> **取り組む課題**:
**A)** 季節の変わり目についての文章を読み、次の問いにそれぞれ答えなさい。
(i) 「一雨一度」は、どのような現象を指す四字熟語か。
(ii) 中国東北部や朝鮮半島では、シベリア高気圧から吹き出す寒気は何日周期で強まったり弱まったりする傾向にあるか。
(iii) 日本では冬から春の時期になると、何と何が交互に日本列島を訪れるか。
**B)** 季節の変わり目についての文章を、最後の文の次から書き継ぎなさい。

> **本文**:
------------------------------------

ジェット三郎が適当に呟くジェット三郎のよもやま雑感記「冬から春へ」

これを書いているのは、2022年2月16日。

暦の上では、すでに「春」になっているのだが、寒い季節がまだまだ続いている。
そしてこの時期、統計上では、4日~7日おきに雨や雪が降る傾向にあるようだ。
時に冷たい雨だったり、ドカ雪だったりするのだが、そんな雨や雪が止んだ後は
決まって体感温度が少し上がったように(つまり暖かく)感じるものである。

秋から冬の頃にも、やはり、一雨ごとに寒くなる時期が続く。
これを「一雨一度」という。
【ひとあめいちど】と読むのだが、文字通り、「一雨(ひとあめ)ごとに、気温が一度(いちど)下がる」現象を指す四字熟語である。

今の時期は、その「一雨一度」の【暖かくなるバージョン】とも言えるのだが、悲しいかな、この冬春バージョンを指し示すドンピシャな熟語が存在しない。

「いやいや、『三寒四温』があるじゃないか」と手を挙げたあなた、半分正解ですが、半分は間違いです。

そもそも「三寒四温」は、「(中国東北部や朝鮮半島の)冬シーズンに、寒い日が3日続くと、そのあと、比較的暖かい日が4日続き、また寒い日が3日続く」という言葉であり、冬から春への季節の変わり目を指す言葉ではない。これは、中国東北部や朝鮮半島では、シベリア高気圧から吹き出す寒気が7日周期で強まったり弱まったりする傾向にある特性を言語化したものだった。

ところが、「三寒四温」という言葉が日本に入ってきた際、日本の真冬は、3日寒い日が続いた後も、ずっと寒いのである。一方で日本の場合は、真冬ではなく、冬から春の時期(つまり今頃)になると、移動性高気圧と低気圧が、ちょうど4日~7日周期で、交互に日本列島を訪れる。

------------------------------------

領域境界データ:
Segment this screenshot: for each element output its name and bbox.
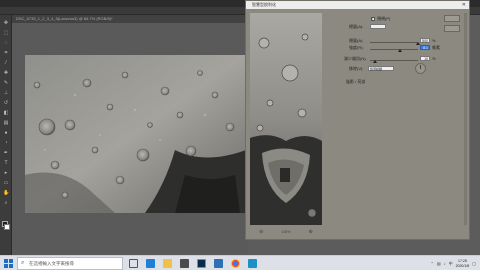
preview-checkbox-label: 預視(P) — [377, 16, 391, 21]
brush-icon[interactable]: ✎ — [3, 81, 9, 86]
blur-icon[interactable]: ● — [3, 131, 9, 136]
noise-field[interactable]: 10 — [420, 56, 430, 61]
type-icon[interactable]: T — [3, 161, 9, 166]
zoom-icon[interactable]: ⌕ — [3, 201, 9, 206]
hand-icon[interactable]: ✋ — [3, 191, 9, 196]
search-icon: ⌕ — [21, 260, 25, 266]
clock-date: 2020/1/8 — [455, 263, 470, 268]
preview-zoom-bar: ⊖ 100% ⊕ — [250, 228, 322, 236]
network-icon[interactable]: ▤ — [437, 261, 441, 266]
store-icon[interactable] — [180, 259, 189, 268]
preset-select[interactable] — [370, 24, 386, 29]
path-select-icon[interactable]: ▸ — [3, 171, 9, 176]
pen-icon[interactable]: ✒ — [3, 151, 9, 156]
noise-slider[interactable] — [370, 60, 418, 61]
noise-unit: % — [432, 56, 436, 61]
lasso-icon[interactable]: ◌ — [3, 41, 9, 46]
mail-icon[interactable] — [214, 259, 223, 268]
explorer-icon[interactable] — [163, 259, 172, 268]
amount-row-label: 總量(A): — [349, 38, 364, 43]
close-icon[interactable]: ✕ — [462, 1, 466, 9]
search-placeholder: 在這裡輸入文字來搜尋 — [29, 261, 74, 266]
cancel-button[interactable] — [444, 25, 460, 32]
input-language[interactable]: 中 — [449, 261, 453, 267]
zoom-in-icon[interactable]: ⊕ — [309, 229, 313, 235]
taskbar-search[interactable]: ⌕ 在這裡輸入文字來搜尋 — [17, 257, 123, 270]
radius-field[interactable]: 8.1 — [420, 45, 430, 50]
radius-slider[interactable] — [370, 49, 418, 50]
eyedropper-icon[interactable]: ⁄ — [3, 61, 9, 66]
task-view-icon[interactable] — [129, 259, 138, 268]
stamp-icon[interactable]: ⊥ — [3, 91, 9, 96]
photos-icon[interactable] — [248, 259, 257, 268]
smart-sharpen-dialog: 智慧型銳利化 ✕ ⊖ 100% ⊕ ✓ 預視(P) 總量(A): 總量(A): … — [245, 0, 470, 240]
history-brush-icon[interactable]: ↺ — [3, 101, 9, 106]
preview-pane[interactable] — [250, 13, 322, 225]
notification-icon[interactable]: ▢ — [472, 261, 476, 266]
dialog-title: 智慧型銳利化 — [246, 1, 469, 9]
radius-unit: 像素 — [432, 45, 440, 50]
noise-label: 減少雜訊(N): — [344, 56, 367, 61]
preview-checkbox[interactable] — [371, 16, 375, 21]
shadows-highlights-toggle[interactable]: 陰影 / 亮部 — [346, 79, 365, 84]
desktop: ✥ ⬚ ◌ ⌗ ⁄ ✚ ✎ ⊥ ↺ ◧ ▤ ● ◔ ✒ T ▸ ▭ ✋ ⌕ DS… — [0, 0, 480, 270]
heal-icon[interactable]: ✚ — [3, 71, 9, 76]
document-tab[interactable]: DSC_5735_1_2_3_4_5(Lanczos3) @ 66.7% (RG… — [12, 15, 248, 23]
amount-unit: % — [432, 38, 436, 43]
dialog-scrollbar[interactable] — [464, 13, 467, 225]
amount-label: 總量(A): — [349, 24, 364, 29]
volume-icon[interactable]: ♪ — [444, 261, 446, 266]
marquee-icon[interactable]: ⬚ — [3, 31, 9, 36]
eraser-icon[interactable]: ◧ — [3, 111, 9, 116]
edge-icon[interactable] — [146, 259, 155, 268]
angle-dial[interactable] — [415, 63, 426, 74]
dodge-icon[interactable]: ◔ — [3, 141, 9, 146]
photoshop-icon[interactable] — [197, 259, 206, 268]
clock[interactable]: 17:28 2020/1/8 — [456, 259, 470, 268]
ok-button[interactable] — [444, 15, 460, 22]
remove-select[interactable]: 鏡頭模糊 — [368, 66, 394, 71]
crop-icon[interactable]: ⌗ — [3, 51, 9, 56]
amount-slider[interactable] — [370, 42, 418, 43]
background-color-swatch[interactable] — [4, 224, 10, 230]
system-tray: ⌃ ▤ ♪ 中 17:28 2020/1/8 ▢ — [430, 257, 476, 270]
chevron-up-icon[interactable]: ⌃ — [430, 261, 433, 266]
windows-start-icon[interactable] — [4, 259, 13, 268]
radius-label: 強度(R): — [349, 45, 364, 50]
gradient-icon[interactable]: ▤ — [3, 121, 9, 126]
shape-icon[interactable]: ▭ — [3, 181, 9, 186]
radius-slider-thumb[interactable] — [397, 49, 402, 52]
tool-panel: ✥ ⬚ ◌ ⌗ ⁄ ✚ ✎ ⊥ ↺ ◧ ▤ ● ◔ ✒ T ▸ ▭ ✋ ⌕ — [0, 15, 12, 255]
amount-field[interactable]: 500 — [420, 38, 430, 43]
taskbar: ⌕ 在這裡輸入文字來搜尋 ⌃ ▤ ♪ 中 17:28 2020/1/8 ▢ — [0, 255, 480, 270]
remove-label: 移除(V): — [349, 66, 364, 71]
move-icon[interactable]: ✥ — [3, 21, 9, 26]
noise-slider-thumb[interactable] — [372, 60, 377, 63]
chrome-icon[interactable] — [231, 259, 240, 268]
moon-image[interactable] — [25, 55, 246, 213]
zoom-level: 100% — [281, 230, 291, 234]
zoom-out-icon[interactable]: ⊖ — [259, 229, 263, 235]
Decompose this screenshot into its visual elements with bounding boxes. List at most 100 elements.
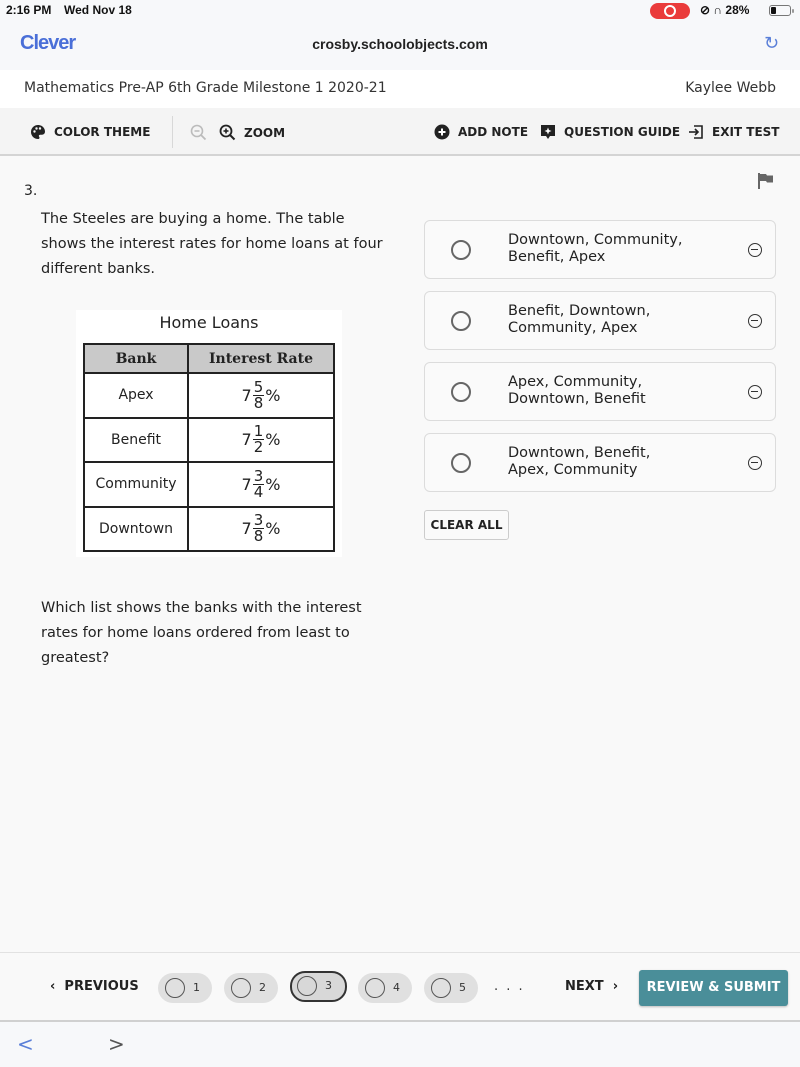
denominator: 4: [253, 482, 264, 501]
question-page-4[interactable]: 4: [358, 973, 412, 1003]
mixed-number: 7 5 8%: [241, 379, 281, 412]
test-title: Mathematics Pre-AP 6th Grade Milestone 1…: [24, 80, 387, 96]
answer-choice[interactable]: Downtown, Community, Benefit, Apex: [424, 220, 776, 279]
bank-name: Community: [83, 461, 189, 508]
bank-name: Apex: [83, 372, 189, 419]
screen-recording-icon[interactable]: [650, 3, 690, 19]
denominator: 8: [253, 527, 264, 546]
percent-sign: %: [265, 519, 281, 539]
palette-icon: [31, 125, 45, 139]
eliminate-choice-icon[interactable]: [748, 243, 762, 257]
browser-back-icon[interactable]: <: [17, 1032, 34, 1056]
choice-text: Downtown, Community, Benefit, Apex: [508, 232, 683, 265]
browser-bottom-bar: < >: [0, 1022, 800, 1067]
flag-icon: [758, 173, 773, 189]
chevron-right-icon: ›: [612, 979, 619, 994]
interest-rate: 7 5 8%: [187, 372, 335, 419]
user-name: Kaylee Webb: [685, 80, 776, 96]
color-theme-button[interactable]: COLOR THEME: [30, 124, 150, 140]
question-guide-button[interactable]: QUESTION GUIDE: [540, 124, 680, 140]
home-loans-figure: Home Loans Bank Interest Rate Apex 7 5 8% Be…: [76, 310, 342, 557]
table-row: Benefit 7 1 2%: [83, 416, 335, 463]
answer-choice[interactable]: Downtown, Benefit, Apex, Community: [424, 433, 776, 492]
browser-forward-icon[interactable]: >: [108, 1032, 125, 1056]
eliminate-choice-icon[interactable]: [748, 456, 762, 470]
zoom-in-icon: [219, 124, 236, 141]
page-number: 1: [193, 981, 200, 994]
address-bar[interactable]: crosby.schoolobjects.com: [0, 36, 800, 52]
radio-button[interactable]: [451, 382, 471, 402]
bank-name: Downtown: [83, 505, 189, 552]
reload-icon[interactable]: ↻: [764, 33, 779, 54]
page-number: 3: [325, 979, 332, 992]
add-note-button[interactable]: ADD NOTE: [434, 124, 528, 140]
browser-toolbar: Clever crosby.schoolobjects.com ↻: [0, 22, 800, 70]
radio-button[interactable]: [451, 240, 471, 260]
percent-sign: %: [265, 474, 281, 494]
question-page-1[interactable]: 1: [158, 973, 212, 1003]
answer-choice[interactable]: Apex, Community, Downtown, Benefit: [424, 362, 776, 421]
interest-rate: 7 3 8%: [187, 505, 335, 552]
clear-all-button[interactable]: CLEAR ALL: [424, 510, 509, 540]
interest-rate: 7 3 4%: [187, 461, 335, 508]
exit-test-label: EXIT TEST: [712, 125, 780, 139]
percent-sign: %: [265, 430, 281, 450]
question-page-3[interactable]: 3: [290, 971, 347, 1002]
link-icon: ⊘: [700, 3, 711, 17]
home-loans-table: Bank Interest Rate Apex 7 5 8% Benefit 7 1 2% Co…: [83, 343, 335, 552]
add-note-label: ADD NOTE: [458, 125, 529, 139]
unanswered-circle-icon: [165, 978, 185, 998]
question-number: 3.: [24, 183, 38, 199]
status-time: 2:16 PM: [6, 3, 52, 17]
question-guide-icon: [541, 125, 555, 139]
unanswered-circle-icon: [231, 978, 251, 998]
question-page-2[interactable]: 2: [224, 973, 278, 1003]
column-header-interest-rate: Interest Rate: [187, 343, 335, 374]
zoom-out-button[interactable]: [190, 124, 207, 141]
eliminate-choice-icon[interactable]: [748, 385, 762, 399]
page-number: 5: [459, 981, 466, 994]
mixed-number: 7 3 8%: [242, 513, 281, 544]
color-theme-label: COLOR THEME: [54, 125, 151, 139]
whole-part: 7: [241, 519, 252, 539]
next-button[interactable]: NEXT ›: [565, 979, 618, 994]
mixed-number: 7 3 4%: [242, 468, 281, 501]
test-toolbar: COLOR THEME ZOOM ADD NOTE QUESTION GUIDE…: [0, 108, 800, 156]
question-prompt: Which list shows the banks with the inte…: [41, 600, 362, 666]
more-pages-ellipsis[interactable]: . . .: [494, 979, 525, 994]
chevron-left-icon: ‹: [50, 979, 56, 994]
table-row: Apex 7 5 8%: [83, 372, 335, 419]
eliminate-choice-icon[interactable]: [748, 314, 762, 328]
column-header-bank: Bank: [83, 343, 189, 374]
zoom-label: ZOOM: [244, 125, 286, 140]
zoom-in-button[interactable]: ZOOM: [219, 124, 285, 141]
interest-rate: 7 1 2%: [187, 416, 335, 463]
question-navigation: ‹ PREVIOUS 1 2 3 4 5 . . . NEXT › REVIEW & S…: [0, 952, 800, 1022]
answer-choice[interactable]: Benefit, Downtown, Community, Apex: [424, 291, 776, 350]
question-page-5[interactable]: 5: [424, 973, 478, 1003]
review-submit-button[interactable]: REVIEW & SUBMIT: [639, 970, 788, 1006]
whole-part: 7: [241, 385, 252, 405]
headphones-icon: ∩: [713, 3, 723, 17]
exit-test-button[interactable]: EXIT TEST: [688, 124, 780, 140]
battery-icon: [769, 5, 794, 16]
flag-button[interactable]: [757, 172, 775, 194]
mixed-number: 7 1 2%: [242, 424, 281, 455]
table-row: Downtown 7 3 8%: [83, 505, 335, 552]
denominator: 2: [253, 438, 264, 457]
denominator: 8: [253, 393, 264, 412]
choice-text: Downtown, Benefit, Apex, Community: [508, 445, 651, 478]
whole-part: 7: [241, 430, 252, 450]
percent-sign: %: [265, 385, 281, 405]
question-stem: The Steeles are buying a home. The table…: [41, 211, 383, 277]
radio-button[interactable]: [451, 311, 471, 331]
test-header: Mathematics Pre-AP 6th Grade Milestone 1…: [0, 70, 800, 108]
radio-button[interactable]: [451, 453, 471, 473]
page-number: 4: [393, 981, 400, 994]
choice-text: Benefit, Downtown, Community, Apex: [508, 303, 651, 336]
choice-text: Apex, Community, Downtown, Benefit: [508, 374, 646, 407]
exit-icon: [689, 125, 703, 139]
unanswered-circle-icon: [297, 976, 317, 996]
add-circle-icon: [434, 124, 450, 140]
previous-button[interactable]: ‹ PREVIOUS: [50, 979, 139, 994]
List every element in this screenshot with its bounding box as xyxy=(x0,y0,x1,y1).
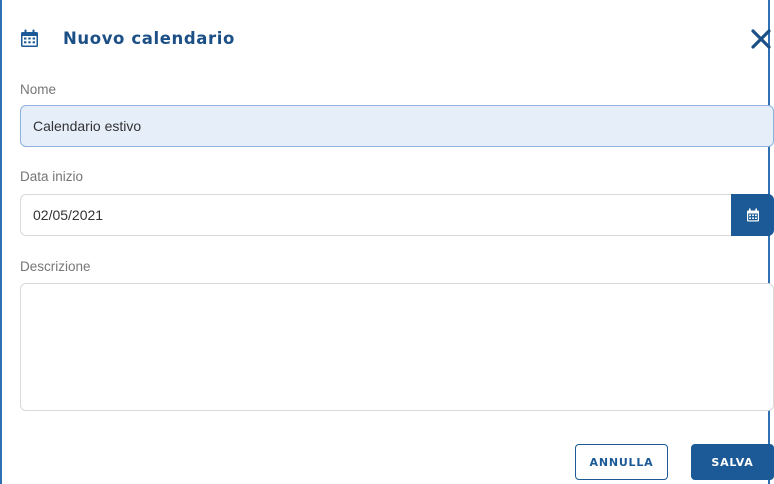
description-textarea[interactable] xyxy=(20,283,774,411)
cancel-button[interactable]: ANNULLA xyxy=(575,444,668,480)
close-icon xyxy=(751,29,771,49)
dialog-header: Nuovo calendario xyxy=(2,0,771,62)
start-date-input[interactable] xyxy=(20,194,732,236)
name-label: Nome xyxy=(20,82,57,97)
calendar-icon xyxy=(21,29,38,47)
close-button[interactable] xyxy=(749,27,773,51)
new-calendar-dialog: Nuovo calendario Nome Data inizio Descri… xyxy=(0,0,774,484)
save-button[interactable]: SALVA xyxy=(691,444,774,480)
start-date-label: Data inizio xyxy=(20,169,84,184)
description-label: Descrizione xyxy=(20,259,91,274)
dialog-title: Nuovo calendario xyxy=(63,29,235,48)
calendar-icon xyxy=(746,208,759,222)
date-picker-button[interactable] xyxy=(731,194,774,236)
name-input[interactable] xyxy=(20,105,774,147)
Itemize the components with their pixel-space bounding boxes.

------------------------------------

> **解答例**:
**A)**
(i) 一雨ごとに気温が一度下がる現象。
(ii) 7日周期。
(iii) 移動性高気圧と低気圧（4日～7日周期で訪れる）。

**B)**
特に、低気圧には、寒冷前線と温暖前線があり、寒冷前線が通過すると気温が下がり(三寒)、その後、温暖前線が通過すると気温が上がる(四温)こともあって、「三寒四温」の文字ずらを見た人の中で、算数的足し算で判断した昔の人が、「マイナス3プラス4だから、1週間ごとに1プラス、つまり気温上昇していく」と解釈し、「冬から春にかけて、3日寒い日が続いた後、4日暖かい日が続き、気がつくと、気温が1度上がる。そうやって、繰り返し繰り返し徐々に気温が上昇し、春に近づいていく」という誤用がまかり通るようになったのだという。

兎にも角にも、そういうことで、この時期(2月中旬~3月上旬)は、一雨(ひとあめ)ごとに暖かくなる。

寒いのが苦手な僕は、だから、この初春の雨が待ち遠しい。

とはいえ、暖かくなるのを実感するたびに、僕は必ず思い出す。
夏目漱石の「門」のラストを。

主人公・宗助の妻の御米が、「本当にありがたいわね。ようやくの事、春になって」と、長かった寒い冬が終わりを告げ、梅の花やウグイスの鳴き声などの春の兆しに素直に喜んでいると、そんな妻に対し、夫の宗助は縁側で足の爪を切りながら、
「しかしまたじき冬になるよ」と、身も蓋もない言葉で切り捨てる。

宗助の言葉は真実ではある。冬から春になるということは、半年後、秋から冬になるということでもある。でも、それを言っちゃあオシマイよ、的な言葉でもある。

小学生の頃、初めて「門」を読んだ時、この衝撃のラストのやり取りに、「宗助はなんて性格が悪い男なんだろう」と思ったものだ。そもそもコイツは、親友の妻を寝取ったヤツなのだ。悪いヤツが最初から最後まで悪いヤツとして描かれていると思い込み、それ以降、「門」は、漱石の作品群の中で、嫌いな作品ベスト3に常に入っていた。

ところが、高校生になったある時、なにかのきっかけで、「三四郎」「それから」「門」という、いわゆる「夏目漱石前期三部作」を通しで読む機会があり、その中で、宗助のことを誤解していたことに気づき、以来、大人になった後も、何度も何度も読み返すほど好きになった。

そしてその都度、このラストに、えもいわれぬ【感動】に似た感情を抱くようになった。(ついでに言うと、「三四郎」のラストの、『ストレイシープ(迷羊)ストレイシープ(迷羊)』でも、僕は似た感情を抱く)

なんだかとっちらかった文章になってしまったね。メンゴメンゴ。
話を戻して、まとめるとこういうことになる。

僕は、この時期(2月中旬~3月上旬)の雨が嫌いではない。なぜなら、その雨の後は、確実に暖かくなるから。でも、同時に僕は、夏目漱石の『門』のラストを思い出す。それは、主人公の「春になっても、どうせまた冬になるよ」と身も蓋もない言葉なのだが、小説のラストとしては最高のセリフであり、えもいわれぬ感動をもたらしてくれる。

ということである。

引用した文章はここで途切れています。